═════ Supplied records ═════
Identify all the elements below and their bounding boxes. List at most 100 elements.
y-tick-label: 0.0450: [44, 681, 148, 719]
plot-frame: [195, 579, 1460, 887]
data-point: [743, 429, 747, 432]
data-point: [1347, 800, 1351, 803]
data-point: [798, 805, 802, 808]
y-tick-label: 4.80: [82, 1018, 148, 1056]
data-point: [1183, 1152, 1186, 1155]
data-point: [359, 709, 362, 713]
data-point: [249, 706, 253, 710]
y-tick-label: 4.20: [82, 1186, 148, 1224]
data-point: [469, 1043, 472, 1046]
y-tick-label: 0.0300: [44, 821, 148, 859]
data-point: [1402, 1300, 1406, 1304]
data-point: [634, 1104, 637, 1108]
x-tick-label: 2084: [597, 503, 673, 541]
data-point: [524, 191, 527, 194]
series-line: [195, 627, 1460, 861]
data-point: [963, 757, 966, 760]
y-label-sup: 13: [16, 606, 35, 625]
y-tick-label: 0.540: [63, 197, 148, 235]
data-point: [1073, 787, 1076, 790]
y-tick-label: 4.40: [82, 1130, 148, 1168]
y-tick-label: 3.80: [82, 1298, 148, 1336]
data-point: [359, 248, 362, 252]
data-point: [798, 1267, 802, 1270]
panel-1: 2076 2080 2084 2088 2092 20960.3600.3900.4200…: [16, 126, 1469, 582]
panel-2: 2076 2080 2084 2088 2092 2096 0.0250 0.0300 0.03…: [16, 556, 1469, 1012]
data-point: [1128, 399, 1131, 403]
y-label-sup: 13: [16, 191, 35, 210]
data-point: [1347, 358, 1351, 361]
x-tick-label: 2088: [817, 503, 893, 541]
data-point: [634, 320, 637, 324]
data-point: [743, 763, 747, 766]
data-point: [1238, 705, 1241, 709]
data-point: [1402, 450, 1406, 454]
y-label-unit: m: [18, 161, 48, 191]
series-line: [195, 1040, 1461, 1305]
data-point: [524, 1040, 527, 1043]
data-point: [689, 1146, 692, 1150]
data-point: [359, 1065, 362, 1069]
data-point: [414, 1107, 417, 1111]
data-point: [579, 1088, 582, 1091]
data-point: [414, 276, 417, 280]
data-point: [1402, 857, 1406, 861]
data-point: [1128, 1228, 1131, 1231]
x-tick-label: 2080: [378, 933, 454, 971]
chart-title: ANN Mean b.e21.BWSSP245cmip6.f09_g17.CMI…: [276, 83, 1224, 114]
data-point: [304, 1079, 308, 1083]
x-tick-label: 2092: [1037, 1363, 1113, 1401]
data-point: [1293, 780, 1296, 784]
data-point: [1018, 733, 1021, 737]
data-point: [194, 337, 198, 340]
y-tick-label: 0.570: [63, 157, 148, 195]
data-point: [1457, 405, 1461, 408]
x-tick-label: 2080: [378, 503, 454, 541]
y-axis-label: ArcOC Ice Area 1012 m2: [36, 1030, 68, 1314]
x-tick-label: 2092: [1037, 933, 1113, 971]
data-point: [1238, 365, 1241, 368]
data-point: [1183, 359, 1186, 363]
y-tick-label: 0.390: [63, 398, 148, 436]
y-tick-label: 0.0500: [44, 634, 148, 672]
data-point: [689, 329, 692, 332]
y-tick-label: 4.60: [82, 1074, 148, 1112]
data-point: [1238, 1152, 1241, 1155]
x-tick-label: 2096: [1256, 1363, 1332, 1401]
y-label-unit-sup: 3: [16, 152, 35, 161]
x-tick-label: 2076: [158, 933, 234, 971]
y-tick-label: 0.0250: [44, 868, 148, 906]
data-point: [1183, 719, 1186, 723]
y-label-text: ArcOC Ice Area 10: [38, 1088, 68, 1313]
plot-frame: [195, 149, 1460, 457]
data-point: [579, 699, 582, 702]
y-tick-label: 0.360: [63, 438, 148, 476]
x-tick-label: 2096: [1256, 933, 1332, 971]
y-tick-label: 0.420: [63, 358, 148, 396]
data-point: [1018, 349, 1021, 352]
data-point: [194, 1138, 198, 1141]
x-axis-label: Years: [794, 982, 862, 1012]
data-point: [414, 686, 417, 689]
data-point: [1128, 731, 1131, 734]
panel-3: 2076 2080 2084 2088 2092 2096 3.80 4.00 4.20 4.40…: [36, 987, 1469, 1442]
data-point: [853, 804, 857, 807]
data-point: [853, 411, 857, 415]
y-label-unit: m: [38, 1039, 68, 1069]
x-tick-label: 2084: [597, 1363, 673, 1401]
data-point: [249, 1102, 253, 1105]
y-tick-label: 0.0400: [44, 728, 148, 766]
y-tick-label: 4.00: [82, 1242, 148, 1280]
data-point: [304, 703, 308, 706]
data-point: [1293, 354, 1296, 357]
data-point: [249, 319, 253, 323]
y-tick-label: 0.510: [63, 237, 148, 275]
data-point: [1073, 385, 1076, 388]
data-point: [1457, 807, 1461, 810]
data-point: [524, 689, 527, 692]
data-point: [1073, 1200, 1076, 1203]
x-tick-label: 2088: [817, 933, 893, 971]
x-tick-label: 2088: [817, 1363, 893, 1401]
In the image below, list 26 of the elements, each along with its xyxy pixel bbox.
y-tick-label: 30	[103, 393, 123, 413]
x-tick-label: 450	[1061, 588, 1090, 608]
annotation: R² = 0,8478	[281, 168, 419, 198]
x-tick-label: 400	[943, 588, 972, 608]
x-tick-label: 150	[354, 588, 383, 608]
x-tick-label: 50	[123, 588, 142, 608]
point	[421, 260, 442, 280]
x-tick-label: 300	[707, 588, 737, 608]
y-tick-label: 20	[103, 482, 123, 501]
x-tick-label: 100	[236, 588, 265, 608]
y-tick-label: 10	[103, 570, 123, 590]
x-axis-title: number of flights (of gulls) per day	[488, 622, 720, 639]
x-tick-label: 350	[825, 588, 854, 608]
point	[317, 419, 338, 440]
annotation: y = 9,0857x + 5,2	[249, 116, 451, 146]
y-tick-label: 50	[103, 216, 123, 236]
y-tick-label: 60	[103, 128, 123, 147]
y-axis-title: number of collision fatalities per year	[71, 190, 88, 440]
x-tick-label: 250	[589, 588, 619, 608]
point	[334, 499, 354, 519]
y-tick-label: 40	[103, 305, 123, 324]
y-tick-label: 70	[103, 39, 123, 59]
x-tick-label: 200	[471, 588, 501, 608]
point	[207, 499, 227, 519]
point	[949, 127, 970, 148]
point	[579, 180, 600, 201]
═════
● **Work to complete**
Starting at the first row and ending at the line containing "x-tick-label: 2084: [597, 503, 673, 541]", swap "data-point" for "marker" and give only those lines again, with nothing else changed.

● **Problem solution**
Identify all the elements below and their bounding boxes. List at most 100 elements.
y-tick-label: 0.0450: [44, 681, 148, 719]
plot-frame: [195, 579, 1460, 887]
marker: [743, 429, 747, 432]
marker: [1347, 800, 1351, 803]
marker: [798, 805, 802, 808]
y-tick-label: 4.80: [82, 1018, 148, 1056]
marker: [1183, 1152, 1186, 1155]
marker: [359, 709, 362, 713]
marker: [249, 706, 253, 710]
y-tick-label: 4.20: [82, 1186, 148, 1224]
marker: [469, 1043, 472, 1046]
y-tick-label: 0.0300: [44, 821, 148, 859]
marker: [1402, 1300, 1406, 1304]
marker: [634, 1104, 637, 1108]
x-tick-label: 2084: [597, 503, 673, 541]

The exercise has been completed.